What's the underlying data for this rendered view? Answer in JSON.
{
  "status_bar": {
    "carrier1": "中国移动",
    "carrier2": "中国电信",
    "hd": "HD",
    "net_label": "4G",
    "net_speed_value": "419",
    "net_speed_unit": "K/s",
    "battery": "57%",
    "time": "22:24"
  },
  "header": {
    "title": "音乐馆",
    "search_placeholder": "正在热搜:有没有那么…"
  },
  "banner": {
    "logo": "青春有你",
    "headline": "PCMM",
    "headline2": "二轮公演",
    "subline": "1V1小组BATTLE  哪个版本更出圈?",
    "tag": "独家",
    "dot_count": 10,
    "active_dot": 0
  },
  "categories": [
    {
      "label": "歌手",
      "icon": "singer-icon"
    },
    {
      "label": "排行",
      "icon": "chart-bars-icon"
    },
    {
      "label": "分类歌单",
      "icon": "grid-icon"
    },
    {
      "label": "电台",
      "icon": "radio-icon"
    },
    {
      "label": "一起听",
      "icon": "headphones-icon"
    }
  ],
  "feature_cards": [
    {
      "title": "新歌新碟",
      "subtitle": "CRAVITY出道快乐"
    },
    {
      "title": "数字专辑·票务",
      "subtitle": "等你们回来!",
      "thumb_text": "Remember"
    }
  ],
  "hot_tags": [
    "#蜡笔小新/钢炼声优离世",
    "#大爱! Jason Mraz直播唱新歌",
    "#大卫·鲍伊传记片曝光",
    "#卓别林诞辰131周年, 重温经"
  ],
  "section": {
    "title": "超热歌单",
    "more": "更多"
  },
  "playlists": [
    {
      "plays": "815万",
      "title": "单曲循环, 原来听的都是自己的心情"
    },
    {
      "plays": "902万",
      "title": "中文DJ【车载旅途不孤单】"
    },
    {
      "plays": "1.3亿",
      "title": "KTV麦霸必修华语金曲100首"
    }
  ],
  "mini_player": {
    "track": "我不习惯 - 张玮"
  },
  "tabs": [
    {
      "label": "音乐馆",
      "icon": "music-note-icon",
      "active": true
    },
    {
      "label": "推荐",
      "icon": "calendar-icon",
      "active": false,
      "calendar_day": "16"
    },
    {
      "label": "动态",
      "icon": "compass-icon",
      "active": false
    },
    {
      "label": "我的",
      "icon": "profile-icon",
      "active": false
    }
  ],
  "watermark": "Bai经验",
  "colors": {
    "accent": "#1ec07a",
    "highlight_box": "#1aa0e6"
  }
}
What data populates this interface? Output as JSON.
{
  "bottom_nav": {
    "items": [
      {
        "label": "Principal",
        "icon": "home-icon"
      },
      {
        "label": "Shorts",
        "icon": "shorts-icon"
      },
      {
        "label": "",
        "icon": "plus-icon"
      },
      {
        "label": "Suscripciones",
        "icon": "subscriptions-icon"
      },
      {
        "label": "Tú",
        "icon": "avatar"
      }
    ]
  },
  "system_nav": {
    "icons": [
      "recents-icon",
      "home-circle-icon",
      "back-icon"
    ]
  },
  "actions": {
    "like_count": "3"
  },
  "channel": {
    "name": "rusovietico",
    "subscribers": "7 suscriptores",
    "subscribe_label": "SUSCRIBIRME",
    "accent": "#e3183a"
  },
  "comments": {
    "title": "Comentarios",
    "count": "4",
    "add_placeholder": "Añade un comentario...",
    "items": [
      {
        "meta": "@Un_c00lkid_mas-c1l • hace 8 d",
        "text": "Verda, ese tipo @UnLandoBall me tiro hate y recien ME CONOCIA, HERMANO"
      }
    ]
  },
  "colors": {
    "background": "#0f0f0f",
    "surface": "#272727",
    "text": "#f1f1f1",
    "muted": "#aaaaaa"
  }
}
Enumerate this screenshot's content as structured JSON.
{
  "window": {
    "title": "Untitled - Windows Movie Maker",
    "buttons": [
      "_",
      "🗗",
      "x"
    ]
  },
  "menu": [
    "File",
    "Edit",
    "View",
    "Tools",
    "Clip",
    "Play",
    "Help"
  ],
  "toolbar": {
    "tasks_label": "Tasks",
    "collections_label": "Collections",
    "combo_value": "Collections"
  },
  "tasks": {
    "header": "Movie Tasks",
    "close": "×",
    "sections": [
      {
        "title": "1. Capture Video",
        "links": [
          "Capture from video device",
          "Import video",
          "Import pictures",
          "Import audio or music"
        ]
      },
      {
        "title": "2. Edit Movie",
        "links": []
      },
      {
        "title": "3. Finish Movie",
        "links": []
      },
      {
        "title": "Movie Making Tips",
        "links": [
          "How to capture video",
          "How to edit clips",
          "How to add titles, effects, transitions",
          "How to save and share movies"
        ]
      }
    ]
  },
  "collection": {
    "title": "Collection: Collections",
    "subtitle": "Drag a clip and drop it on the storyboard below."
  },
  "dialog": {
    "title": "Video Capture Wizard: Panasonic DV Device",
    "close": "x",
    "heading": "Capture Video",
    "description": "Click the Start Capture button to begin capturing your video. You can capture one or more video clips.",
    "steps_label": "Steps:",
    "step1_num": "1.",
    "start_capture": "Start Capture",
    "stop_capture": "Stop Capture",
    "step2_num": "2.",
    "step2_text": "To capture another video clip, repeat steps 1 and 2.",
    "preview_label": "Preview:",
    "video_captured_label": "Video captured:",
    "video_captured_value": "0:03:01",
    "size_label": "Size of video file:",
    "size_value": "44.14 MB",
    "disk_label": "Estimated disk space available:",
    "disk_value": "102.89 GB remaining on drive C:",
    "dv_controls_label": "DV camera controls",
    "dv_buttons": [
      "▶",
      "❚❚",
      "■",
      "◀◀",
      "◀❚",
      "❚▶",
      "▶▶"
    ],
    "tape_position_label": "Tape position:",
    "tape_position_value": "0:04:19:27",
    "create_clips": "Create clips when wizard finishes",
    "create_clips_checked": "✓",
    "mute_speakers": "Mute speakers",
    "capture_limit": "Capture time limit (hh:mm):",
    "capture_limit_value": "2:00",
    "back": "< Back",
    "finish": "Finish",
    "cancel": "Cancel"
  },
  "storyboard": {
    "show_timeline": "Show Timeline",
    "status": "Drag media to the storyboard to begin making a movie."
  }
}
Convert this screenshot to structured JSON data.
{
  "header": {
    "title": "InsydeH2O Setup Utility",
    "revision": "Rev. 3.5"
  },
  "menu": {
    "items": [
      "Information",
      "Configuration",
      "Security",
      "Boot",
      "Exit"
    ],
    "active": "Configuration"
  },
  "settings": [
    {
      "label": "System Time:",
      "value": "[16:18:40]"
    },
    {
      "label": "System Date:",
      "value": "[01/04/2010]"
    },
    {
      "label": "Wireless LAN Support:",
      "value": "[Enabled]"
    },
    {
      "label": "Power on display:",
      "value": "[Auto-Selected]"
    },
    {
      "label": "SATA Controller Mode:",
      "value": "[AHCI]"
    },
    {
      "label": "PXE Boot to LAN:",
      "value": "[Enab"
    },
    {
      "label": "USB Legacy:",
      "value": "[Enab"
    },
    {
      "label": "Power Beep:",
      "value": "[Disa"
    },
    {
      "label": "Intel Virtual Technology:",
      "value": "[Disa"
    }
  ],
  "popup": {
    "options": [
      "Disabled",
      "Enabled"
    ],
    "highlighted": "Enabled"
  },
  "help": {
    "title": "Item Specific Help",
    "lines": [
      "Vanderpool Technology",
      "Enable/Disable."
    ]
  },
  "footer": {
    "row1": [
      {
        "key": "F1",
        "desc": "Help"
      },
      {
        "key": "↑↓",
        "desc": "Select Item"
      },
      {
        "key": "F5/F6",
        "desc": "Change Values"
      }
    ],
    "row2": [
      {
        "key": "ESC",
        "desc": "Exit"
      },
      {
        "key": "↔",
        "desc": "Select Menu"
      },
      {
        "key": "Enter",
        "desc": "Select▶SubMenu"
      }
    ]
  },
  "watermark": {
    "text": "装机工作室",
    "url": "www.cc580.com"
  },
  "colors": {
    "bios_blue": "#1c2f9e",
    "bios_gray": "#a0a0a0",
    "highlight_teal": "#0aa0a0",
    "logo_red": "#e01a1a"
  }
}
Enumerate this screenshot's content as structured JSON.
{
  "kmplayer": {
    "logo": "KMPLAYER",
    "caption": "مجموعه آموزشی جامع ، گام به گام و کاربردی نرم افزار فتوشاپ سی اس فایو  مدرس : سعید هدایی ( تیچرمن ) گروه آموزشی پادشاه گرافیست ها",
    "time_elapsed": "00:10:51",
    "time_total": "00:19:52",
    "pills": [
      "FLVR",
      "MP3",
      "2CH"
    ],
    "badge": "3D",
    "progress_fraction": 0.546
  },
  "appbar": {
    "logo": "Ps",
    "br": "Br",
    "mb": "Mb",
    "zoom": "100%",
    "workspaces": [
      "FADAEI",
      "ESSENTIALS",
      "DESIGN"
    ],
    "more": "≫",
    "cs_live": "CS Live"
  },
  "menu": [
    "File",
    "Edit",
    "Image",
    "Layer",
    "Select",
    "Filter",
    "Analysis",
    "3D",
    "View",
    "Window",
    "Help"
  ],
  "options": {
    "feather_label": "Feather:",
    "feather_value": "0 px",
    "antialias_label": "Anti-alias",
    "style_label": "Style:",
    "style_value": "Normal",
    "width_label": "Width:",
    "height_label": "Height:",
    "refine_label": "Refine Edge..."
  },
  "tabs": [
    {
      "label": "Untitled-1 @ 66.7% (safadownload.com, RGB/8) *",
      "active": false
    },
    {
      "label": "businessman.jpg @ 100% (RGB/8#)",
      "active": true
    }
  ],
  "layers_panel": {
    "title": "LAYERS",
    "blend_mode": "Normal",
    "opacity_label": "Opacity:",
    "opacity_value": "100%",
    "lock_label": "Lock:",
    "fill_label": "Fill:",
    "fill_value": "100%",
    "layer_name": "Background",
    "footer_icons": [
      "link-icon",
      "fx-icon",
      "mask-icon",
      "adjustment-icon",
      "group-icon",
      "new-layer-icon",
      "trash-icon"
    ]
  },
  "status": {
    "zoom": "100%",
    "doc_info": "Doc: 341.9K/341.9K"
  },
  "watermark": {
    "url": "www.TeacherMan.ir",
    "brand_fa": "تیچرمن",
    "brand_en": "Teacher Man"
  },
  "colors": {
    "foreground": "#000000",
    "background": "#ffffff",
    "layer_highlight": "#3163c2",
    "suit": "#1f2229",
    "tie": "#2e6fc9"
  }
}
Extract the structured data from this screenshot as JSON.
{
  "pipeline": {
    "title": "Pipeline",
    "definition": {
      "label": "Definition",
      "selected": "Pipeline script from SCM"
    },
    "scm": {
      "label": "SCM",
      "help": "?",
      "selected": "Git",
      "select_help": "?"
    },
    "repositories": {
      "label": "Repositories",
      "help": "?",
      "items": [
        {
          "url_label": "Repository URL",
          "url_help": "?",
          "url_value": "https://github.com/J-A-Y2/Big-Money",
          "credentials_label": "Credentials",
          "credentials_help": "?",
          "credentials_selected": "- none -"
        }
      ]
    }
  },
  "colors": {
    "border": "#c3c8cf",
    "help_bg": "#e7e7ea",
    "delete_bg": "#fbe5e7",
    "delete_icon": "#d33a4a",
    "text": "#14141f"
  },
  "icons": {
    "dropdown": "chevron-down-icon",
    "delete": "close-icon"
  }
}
▬▬▬▬▬▬▬▬▬▬
Given instruction: Look for the word "structured" in every line of the listing and copy the lines that have it.

Output of the task:
Enumerate this screenshot's content as structured JSON.
Convert this screenshot to structured JSON data.
Enumerate this screenshot's content as structured JSON.
Extract the structured data from this screenshot as JSON.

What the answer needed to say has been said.